• _Extract provided_:

** start **

> It's not a tight coupling, it supports several backends and runs on many
platforms, from PC to Rpi

That's not the part that I am claiming is a tight coupling. The tight
coupling is between the OpenGL/input bindings for mobile - which could be
great, but is incomplete and undocumented - and the UI framework, which I
don't like.

> I don't think it would take much to have a games API if the community put
effort in to it.

Exactly - if it has to be an API of Kivy, rather than a separate project
built upon it, then that's a tight coupling.

On Sun, 19 Mar 2017, 15:47 Leif Theden, <leif.the...@gmail.com> wrote:

> I don't follow your idea about mistakes in Kivy. It's not a tight
> coupling, it supports several backends and runs on many platforms, from PC
> to Rpi. I love kivy and have been using it for a long time. It's not
> extremely stable (API changes), but it is light years ahead of pygame in
> terms of usability and functionality.
>
> It may be a bit more cumbersome in Kivy for use with games or extreme
> beginners, but I don't think it would take much to have a games API if the
> community put effort in to it.

** end **

• _Material provided_:

** start **

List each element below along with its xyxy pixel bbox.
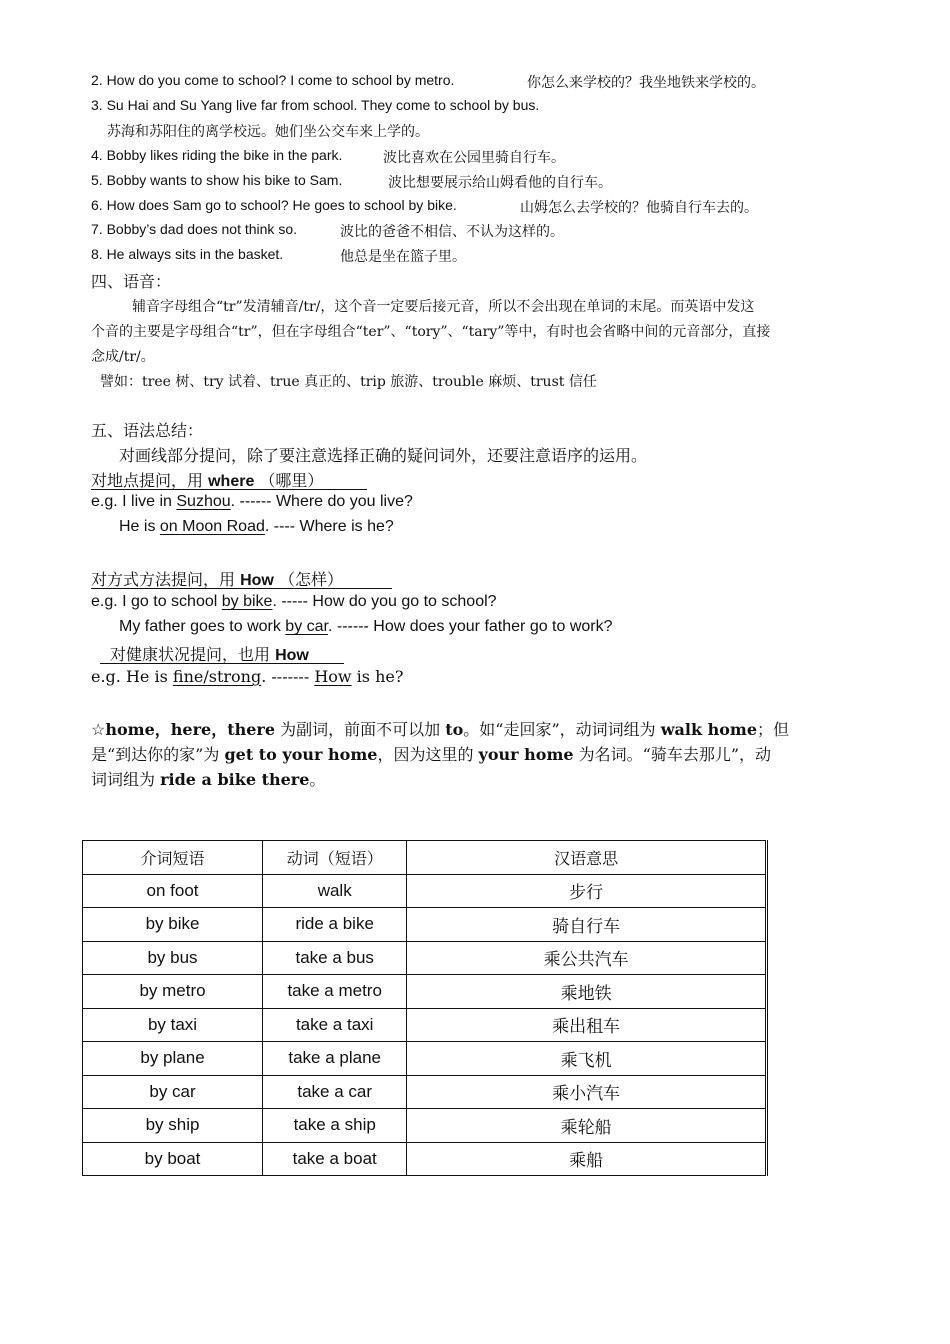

** end **

• _Given instruction 1_:
Retype the Kivy email exchange from "On Sun, 19 Mar" to "put effort in to it.".
• _Given instruction 2_:
Answer these questions from the Kivy email exchange:
(a) Which two parts does the reply say are tightly coupled?
(b) On what day and at what time did Leif Theden write the quoted message?
(c) What does Leif Theden say Kivy is light years ahead of?
The data has no connection to the Kivy email exchange.

• _Written solution 1_:
On Sun, 19 Mar 2017, 15:47 Leif Theden, <leif.the...@gmail.com> wrote:

> I don't follow your idea about mistakes in Kivy. It's not a tight
> coupling, it supports several backends and runs on many platforms, from PC
> to Rpi. I love kivy and have been using it for a long time. It's not
> extremely stable (API changes), but it is light years ahead of pygame in
> terms of usability and functionality.
>
> It may be a bit more cumbersome in Kivy for use with games or extreme
> beginners, but I don't think it would take much to have a games API if the
> community put effort in to it.

• _Written solution 2_:
(a) The OpenGL/input bindings for mobile and the UI framework.
(b) Sunday, 19 March 2017, at 15:47.
(c) Pygame.